• THE PROBLEM
Quote the records beneath, complete and exact. Leave out images.

[START DATA FOR THIS TASK]

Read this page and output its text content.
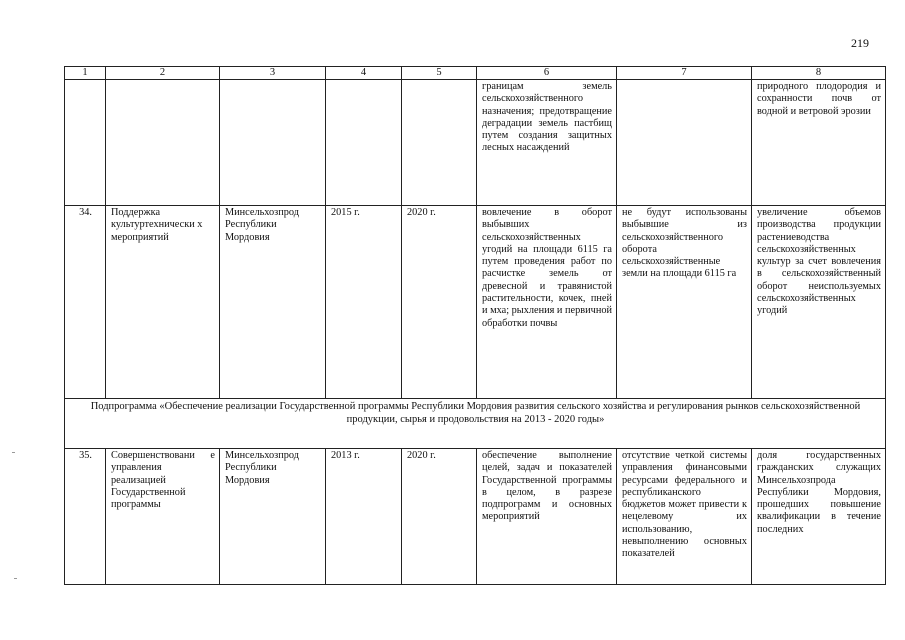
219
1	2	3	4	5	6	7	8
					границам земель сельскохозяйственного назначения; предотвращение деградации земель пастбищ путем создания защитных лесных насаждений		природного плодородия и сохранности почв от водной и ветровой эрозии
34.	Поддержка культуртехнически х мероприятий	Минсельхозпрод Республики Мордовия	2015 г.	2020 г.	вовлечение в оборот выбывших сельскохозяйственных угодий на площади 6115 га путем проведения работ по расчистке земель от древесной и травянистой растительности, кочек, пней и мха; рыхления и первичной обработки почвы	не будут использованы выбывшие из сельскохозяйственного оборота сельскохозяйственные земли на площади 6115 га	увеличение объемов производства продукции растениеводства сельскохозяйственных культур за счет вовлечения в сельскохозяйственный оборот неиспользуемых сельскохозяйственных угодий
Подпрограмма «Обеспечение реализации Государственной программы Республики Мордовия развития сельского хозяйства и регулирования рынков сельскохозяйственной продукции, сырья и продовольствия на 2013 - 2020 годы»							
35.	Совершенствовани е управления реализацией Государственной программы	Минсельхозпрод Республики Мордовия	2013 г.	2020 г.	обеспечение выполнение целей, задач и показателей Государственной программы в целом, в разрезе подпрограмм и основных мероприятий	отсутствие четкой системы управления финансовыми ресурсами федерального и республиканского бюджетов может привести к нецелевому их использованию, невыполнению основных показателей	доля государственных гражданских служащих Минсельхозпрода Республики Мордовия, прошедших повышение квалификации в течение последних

[END DATA FOR THIS TASK]

• TASK SOLUTION
Read this page and output its text content.
219
1	2	3	4	5	6	7	8
					границам земель сельскохозяйственного назначения; предотвращение деградации земель пастбищ путем создания защитных лесных насаждений		природного плодородия и сохранности почв от водной и ветровой эрозии
34.	Поддержка культуртехнически х мероприятий	Минсельхозпрод Республики Мордовия	2015 г.	2020 г.	вовлечение в оборот выбывших сельскохозяйственных угодий на площади 6115 га путем проведения работ по расчистке земель от древесной и травянистой растительности, кочек, пней и мха; рыхления и первичной обработки почвы	не будут использованы выбывшие из сельскохозяйственного оборота сельскохозяйственные земли на площади 6115 га	увеличение объемов производства продукции растениеводства сельскохозяйственных культур за счет вовлечения в сельскохозяйственный оборот неиспользуемых сельскохозяйственных угодий
Подпрограмма «Обеспечение реализации Государственной программы Республики Мордовия развития сельского хозяйства и регулирования рынков сельскохозяйственной продукции, сырья и продовольствия на 2013 - 2020 годы»							
35.	Совершенствовани е управления реализацией Государственной программы	Минсельхозпрод Республики Мордовия	2013 г.	2020 г.	обеспечение выполнение целей, задач и показателей Государственной программы в целом, в разрезе подпрограмм и основных мероприятий	отсутствие четкой системы управления финансовыми ресурсами федерального и республиканского бюджетов может привести к нецелевому их использованию, невыполнению основных показателей	доля государственных гражданских служащих Минсельхозпрода Республики Мордовия, прошедших повышение квалификации в течение последних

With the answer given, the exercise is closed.